Write out every entry exactly as it appears.
____________
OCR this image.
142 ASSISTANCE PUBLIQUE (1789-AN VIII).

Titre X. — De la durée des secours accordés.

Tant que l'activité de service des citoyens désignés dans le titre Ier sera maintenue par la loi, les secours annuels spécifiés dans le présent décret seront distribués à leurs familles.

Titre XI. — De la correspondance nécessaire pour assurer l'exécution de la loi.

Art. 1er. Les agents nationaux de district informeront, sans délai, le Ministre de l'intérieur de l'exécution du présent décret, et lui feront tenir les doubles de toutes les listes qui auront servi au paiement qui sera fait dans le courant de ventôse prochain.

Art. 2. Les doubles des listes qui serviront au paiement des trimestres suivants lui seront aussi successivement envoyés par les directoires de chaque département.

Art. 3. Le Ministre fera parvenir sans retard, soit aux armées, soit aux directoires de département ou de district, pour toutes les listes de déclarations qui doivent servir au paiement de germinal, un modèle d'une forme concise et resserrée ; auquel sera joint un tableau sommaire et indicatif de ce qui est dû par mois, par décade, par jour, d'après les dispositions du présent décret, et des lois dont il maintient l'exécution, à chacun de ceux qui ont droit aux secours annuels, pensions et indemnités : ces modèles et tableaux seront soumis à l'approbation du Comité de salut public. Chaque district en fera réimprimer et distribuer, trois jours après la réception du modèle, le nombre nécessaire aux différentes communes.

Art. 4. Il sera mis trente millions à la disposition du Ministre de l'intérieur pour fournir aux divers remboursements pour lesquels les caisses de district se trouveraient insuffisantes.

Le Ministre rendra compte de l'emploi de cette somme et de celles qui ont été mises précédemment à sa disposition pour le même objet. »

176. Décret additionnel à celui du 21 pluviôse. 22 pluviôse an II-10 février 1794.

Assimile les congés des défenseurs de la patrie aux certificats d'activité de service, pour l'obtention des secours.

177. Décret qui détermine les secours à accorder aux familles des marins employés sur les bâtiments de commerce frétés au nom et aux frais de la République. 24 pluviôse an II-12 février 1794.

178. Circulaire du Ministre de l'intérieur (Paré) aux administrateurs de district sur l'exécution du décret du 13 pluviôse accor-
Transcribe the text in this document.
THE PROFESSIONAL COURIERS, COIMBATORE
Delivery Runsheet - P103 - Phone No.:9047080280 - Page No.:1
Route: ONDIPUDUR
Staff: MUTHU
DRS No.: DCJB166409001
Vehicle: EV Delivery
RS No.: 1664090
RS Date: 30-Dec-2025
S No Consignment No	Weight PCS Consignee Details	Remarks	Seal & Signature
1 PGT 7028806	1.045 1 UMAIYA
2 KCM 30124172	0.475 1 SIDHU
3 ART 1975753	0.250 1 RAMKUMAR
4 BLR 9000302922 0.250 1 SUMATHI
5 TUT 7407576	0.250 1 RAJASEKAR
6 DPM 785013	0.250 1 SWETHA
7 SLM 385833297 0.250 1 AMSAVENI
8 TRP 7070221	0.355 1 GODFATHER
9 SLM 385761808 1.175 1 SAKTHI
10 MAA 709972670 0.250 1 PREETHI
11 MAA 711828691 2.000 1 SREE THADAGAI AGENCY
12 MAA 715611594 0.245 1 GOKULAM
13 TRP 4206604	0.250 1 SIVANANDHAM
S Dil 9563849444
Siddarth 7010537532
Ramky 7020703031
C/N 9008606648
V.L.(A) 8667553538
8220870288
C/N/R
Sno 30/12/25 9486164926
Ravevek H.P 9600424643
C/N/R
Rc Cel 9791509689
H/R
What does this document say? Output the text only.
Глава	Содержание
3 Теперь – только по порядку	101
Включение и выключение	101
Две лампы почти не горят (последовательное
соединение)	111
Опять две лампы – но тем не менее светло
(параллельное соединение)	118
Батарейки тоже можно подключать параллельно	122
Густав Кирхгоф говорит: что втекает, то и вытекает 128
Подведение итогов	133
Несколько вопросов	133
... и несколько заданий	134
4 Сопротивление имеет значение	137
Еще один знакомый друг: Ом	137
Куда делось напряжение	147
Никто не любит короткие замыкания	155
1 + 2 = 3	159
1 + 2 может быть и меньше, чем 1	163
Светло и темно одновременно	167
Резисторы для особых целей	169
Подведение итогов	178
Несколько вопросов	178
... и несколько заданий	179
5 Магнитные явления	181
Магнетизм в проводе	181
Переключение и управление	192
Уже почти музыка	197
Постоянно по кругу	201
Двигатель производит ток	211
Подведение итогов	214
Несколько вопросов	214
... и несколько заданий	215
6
____________
● **WRITTEN SOLUTION**
OCR this image.
142 ASSISTANCE PUBLIQUE (1789-AN VIII).

Titre X. — De la durée des secours accordés.

Tant que l'activité de service des citoyens désignés dans le titre Ier sera maintenue par la loi, les secours annuels spécifiés dans le présent décret seront distribués à leurs familles.

Titre XI. — De la correspondance nécessaire pour assurer l'exécution de la loi.

Art. 1er. Les agents nationaux de district informeront, sans délai, le Ministre de l'intérieur de l'exécution du présent décret, et lui feront tenir les doubles de toutes les listes qui auront servi au paiement qui sera fait dans le courant de ventôse prochain.

Art. 2. Les doubles des listes qui serviront au paiement des trimestres suivants lui seront aussi successivement envoyés par les directoires de chaque département.

Art. 3. Le Ministre fera parvenir sans retard, soit aux armées, soit aux directoires de département ou de district, pour toutes les listes de déclarations qui doivent servir au paiement de germinal, un modèle d'une forme concise et resserrée ; auquel sera joint un tableau sommaire et indicatif de ce qui est dû par mois, par décade, par jour, d'après les dispositions du présent décret, et des lois dont il maintient l'exécution, à chacun de ceux qui ont droit aux secours annuels, pensions et indemnités : ces modèles et tableaux seront soumis à l'approbation du Comité de salut public. Chaque district en fera réimprimer et distribuer, trois jours après la réception du modèle, le nombre nécessaire aux différentes communes.

Art. 4. Il sera mis trente millions à la disposition du Ministre de l'intérieur pour fournir aux divers remboursements pour lesquels les caisses de district se trouveraient insuffisantes.

Le Ministre rendra compte de l'emploi de cette somme et de celles qui ont été mises précédemment à sa disposition pour le même objet. »

176. Décret additionnel à celui du 21 pluviôse. 22 pluviôse an II-10 février 1794.

Assimile les congés des défenseurs de la patrie aux certificats d'activité de service, pour l'obtention des secours.

177. Décret qui détermine les secours à accorder aux familles des marins employés sur les bâtiments de commerce frétés au nom et aux frais de la République. 24 pluviôse an II-12 février 1794.

178. Circulaire du Ministre de l'intérieur (Paré) aux administrateurs de district sur l'exécution du décret du 13 pluviôse accor-
Transcribe the text in this document.
THE PROFESSIONAL COURIERS, COIMBATORE
Delivery Runsheet - P103 - Phone No.:9047080280 - Page No.:1
Route: ONDIPUDUR
Staff: MUTHU
DRS No.: DCJB166409001
Vehicle: EV Delivery
RS No.: 1664090
RS Date: 30-Dec-2025
S No Consignment No	Weight PCS Consignee Details	Remarks	Seal & Signature
1 PGT 7028806	1.045 1 UMAIYA
2 KCM 30124172	0.475 1 SIDHU
3 ART 1975753	0.250 1 RAMKUMAR
4 BLR 9000302922 0.250 1 SUMATHI
5 TUT 7407576	0.250 1 RAJASEKAR
6 DPM 785013	0.250 1 SWETHA
7 SLM 385833297 0.250 1 AMSAVENI
8 TRP 7070221	0.355 1 GODFATHER
9 SLM 385761808 1.175 1 SAKTHI
10 MAA 709972670 0.250 1 PREETHI
11 MAA 711828691 2.000 1 SREE THADAGAI AGENCY
12 MAA 715611594 0.245 1 GOKULAM
13 TRP 4206604	0.250 1 SIVANANDHAM
S Dil 9563849444
Siddarth 7010537532
Ramky 7020703031
C/N 9008606648
V.L.(A) 8667553538
8220870288
C/N/R
Sno 30/12/25 9486164926
Ravevek H.P 9600424643
C/N/R
Rc Cel 9791509689
H/R
What does this document say? Output the text only.
Глава	Содержание
3 Теперь – только по порядку	101
Включение и выключение	101
Две лампы почти не горят (последовательное
соединение)	111
Опять две лампы – но тем не менее светло
(параллельное соединение)	118
Батарейки тоже можно подключать параллельно	122
Густав Кирхгоф говорит: что втекает, то и вытекает 128
Подведение итогов	133
Несколько вопросов	133
... и несколько заданий	134
4 Сопротивление имеет значение	137
Еще один знакомый друг: Ом	137
Куда делось напряжение	147
Никто не любит короткие замыкания	155
1 + 2 = 3	159
1 + 2 может быть и меньше, чем 1	163
Светло и темно одновременно	167
Резисторы для особых целей	169
Подведение итогов	178
Несколько вопросов	178
... и несколько заданий	179
5 Магнитные явления	181
Магнетизм в проводе	181
Переключение и управление	192
Уже почти музыка	197
Постоянно по кругу	201
Двигатель производит ток	211
Подведение итогов	214
Несколько вопросов	214
... и несколько заданий	215
6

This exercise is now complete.